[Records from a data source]
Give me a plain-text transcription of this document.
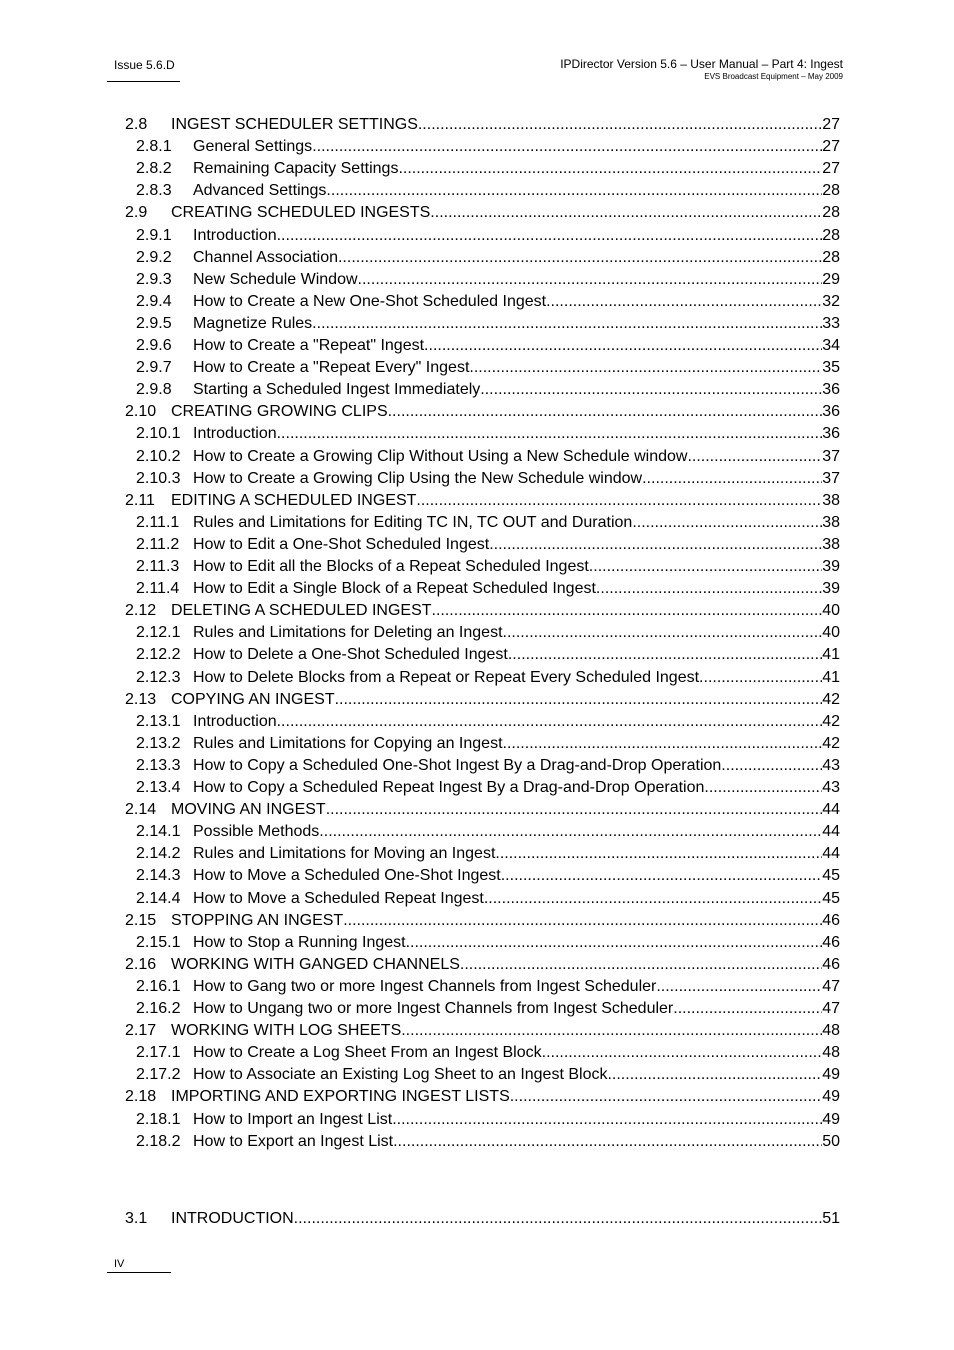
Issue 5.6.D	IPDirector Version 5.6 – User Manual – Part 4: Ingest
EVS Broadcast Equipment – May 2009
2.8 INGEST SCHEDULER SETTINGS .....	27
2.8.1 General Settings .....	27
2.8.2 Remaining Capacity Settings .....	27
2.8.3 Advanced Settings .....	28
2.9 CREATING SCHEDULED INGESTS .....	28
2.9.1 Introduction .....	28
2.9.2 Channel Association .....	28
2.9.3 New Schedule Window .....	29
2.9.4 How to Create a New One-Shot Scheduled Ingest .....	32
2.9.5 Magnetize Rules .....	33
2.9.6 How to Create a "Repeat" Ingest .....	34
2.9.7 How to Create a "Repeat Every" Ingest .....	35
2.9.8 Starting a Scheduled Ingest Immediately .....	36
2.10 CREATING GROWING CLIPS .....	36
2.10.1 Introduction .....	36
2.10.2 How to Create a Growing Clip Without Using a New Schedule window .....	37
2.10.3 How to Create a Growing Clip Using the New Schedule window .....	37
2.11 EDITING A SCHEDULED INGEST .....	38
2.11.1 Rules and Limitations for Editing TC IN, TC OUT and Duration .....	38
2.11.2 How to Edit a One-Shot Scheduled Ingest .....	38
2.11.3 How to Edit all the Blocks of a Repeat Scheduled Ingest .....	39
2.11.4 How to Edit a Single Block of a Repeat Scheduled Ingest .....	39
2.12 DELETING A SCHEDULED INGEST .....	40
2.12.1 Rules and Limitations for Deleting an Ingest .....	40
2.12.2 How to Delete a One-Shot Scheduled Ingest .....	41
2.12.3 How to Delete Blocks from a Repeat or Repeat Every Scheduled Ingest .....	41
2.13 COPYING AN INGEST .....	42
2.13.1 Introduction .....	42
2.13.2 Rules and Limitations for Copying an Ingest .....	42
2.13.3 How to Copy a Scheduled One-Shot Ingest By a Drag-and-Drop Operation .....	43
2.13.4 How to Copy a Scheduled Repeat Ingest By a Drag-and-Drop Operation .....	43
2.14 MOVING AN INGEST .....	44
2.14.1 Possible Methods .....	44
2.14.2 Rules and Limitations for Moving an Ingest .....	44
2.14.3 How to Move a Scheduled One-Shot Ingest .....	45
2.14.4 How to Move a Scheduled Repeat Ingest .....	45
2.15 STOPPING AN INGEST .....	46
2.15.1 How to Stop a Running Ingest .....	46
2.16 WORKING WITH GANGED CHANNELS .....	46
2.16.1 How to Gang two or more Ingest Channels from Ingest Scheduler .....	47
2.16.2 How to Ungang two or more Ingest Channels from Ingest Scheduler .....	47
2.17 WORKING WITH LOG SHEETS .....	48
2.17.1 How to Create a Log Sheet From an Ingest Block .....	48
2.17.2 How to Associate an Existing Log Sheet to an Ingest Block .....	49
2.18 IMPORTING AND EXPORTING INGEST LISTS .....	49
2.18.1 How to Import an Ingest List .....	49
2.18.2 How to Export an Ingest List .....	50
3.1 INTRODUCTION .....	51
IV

==

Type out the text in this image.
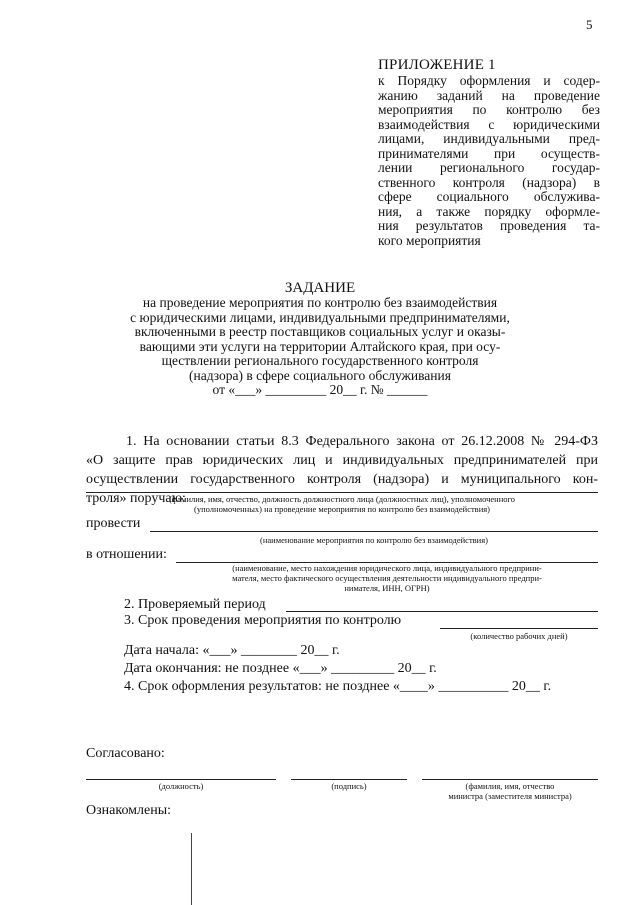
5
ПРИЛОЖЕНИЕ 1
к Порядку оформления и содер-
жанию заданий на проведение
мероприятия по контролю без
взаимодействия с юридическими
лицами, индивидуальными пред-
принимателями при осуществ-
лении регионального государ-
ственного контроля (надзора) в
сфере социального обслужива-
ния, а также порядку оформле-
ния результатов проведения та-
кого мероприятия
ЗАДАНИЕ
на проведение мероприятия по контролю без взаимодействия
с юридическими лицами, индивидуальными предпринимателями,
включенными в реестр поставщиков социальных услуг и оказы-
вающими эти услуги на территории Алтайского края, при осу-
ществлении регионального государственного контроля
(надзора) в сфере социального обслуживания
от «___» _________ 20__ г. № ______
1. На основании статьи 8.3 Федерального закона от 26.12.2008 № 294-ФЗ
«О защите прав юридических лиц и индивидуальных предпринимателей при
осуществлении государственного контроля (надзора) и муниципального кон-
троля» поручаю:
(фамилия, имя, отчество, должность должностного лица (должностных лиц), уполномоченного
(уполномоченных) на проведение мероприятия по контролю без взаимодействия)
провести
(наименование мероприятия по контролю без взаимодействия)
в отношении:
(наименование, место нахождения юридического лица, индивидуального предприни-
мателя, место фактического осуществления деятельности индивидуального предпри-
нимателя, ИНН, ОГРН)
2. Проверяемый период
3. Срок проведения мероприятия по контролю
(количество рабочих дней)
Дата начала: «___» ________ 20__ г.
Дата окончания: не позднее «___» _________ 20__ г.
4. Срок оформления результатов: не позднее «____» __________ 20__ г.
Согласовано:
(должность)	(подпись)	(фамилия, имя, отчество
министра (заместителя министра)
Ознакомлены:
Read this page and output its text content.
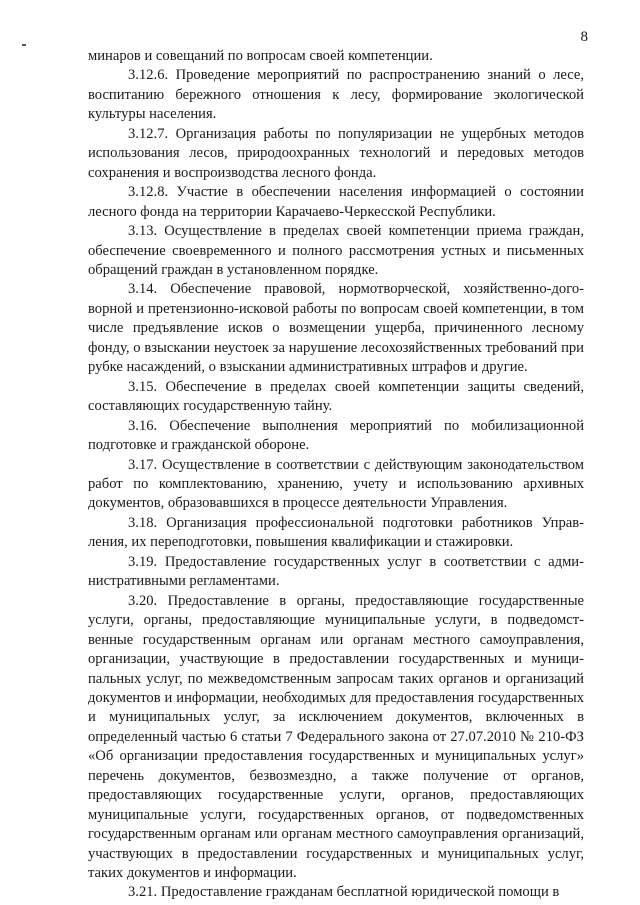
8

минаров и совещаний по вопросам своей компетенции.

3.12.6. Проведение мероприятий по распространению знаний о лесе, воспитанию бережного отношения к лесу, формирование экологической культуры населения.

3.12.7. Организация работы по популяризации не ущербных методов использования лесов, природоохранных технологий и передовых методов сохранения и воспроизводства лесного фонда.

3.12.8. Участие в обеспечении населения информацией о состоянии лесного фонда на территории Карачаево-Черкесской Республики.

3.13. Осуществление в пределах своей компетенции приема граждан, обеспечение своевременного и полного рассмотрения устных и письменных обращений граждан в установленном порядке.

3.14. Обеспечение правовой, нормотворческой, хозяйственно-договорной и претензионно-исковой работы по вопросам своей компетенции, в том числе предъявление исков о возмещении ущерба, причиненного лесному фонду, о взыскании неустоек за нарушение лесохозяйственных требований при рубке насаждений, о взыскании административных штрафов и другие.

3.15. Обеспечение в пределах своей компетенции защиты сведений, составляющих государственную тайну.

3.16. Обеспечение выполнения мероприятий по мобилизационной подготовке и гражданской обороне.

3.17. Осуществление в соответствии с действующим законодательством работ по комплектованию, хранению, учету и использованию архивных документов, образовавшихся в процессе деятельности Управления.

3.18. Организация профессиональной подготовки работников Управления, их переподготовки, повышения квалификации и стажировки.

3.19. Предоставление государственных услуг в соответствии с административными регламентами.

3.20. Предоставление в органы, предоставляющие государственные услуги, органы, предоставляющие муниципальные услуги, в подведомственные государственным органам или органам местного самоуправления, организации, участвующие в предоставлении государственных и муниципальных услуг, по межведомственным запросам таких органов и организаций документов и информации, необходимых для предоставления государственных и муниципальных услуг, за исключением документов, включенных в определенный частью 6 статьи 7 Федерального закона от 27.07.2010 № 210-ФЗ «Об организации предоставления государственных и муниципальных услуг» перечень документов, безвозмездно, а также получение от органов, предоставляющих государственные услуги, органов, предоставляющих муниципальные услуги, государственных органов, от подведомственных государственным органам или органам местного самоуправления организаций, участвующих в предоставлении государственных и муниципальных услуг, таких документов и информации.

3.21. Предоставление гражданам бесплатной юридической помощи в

Exercise brief
Every line of the listing that holds "результатов" should be found and copied.

Solution below
ния результатов проведения та-
4. Срок оформления результатов: не позднее «____» __________ 20__ г.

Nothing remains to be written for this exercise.